start DATASET EXTRACT

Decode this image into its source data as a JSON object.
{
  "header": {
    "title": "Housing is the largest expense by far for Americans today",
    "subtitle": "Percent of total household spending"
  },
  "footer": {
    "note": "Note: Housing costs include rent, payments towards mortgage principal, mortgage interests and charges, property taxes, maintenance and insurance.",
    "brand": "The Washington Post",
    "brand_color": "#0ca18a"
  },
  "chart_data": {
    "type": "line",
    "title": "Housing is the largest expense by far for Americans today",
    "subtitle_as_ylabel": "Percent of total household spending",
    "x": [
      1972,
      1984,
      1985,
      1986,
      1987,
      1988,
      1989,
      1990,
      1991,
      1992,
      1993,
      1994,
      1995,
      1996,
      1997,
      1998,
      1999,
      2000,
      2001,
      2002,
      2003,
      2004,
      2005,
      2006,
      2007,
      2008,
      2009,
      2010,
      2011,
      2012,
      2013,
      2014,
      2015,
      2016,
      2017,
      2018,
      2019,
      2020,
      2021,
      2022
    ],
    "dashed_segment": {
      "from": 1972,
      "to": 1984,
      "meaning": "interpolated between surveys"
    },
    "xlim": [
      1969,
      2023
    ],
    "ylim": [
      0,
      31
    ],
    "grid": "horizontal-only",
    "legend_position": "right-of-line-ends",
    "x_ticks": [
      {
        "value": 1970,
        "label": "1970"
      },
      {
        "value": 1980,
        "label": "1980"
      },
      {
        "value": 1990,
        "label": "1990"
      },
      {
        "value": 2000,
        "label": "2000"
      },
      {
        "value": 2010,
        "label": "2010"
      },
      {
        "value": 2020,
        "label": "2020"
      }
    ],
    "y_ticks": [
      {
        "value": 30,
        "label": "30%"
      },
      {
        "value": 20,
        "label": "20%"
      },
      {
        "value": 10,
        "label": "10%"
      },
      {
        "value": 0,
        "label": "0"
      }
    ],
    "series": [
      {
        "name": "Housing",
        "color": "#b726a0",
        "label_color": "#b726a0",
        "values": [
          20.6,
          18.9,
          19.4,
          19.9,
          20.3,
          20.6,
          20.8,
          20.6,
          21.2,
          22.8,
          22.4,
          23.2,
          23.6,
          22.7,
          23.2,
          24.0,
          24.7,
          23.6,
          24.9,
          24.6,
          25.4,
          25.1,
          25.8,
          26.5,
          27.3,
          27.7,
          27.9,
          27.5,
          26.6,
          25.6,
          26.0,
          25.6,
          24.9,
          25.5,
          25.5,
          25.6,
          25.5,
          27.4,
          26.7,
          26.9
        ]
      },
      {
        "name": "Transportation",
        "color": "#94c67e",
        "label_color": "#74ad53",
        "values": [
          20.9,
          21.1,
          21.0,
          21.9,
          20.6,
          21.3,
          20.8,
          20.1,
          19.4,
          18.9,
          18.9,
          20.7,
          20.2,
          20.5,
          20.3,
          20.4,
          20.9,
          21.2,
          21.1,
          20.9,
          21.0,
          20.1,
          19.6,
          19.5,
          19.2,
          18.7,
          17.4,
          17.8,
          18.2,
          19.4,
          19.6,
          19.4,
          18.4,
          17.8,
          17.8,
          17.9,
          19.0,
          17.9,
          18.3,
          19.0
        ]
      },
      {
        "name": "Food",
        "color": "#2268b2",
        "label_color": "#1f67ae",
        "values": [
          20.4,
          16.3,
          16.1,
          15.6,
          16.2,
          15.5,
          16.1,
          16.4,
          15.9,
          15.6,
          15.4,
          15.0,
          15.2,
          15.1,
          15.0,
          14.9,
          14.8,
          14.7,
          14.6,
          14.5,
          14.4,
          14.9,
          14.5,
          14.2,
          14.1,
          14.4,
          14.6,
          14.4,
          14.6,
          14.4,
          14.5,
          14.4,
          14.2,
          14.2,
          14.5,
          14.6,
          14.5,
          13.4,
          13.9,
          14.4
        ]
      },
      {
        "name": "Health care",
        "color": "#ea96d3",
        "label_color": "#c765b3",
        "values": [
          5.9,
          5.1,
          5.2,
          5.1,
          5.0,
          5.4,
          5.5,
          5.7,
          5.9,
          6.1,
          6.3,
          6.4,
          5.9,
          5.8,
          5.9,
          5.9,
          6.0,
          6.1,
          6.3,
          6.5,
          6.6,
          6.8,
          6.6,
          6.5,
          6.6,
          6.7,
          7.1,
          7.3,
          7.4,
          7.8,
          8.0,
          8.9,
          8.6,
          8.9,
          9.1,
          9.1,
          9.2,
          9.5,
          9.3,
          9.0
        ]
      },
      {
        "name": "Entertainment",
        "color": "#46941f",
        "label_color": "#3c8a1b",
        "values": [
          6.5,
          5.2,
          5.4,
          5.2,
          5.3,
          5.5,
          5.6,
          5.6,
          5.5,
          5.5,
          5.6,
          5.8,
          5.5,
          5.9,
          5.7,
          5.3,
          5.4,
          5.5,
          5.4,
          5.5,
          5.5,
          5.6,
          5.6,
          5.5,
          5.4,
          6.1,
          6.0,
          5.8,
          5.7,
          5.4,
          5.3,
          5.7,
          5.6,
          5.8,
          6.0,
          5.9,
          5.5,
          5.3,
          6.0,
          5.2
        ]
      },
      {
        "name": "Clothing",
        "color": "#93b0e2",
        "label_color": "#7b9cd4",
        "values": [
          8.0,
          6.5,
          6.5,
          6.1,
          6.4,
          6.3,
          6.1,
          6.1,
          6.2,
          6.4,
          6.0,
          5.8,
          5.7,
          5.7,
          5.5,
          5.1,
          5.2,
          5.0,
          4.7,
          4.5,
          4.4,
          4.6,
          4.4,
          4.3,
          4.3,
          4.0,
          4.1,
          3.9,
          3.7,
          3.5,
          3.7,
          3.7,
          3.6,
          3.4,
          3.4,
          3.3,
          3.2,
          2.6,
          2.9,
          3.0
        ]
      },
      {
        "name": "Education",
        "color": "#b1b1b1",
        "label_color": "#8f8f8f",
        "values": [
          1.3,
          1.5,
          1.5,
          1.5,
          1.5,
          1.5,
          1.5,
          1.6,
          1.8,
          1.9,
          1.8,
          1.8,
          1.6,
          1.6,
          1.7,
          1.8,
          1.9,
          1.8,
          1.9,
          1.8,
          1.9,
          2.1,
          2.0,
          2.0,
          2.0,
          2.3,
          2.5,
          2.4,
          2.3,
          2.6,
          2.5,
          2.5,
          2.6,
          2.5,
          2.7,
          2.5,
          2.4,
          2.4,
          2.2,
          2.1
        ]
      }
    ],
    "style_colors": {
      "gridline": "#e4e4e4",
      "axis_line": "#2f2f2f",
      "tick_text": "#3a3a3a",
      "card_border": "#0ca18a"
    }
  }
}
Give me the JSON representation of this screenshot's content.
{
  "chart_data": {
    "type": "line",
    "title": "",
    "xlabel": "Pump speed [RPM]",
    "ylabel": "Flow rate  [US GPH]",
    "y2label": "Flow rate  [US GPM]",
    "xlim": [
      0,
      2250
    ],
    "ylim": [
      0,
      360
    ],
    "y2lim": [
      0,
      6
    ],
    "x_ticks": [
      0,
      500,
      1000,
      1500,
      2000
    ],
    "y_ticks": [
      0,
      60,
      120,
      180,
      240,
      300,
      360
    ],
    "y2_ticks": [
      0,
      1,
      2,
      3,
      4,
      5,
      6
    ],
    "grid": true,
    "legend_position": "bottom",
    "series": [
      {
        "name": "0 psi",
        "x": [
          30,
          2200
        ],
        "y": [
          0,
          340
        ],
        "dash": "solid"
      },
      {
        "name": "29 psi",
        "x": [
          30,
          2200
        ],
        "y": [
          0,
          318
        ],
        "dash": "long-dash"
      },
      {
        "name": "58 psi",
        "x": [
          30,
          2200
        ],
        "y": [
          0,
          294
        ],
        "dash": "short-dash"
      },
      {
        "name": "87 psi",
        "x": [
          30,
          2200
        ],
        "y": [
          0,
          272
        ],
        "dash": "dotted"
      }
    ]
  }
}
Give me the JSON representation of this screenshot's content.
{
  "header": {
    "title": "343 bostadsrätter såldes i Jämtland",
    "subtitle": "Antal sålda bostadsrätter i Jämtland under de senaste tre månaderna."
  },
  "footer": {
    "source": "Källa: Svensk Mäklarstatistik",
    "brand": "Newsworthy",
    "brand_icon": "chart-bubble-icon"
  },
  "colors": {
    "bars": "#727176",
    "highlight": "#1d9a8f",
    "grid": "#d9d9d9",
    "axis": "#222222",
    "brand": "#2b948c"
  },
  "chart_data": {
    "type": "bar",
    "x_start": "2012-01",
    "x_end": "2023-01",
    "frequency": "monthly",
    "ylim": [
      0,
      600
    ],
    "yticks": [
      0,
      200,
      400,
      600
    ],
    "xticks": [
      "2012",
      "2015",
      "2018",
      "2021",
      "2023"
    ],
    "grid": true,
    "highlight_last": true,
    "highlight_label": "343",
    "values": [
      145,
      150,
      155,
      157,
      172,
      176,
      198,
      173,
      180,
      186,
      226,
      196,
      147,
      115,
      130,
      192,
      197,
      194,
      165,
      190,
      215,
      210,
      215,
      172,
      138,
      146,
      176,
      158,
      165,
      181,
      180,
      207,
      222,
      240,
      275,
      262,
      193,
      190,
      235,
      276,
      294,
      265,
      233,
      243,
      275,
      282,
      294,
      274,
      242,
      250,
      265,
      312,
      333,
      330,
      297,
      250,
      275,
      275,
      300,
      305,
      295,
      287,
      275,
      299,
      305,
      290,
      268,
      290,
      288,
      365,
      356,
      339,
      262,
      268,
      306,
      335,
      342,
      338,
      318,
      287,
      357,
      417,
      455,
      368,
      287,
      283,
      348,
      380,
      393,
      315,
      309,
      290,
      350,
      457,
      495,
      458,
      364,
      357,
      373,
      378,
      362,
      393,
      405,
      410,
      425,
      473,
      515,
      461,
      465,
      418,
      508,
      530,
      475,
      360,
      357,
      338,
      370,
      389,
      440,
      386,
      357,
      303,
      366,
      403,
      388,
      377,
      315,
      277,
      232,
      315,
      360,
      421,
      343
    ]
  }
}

end DATASET EXTRACT

Copy out each line in the preceding records that contains "Housing".

    "title": "Housing is the largest expense by far for Americans today",
    "note": "Note: Housing costs include rent, payments towards mortgage principal, mortgage interests and charges, property taxes, maintenance and insurance.",
    "title": "Housing is the largest expense by far for Americans today",
        "name": "Housing",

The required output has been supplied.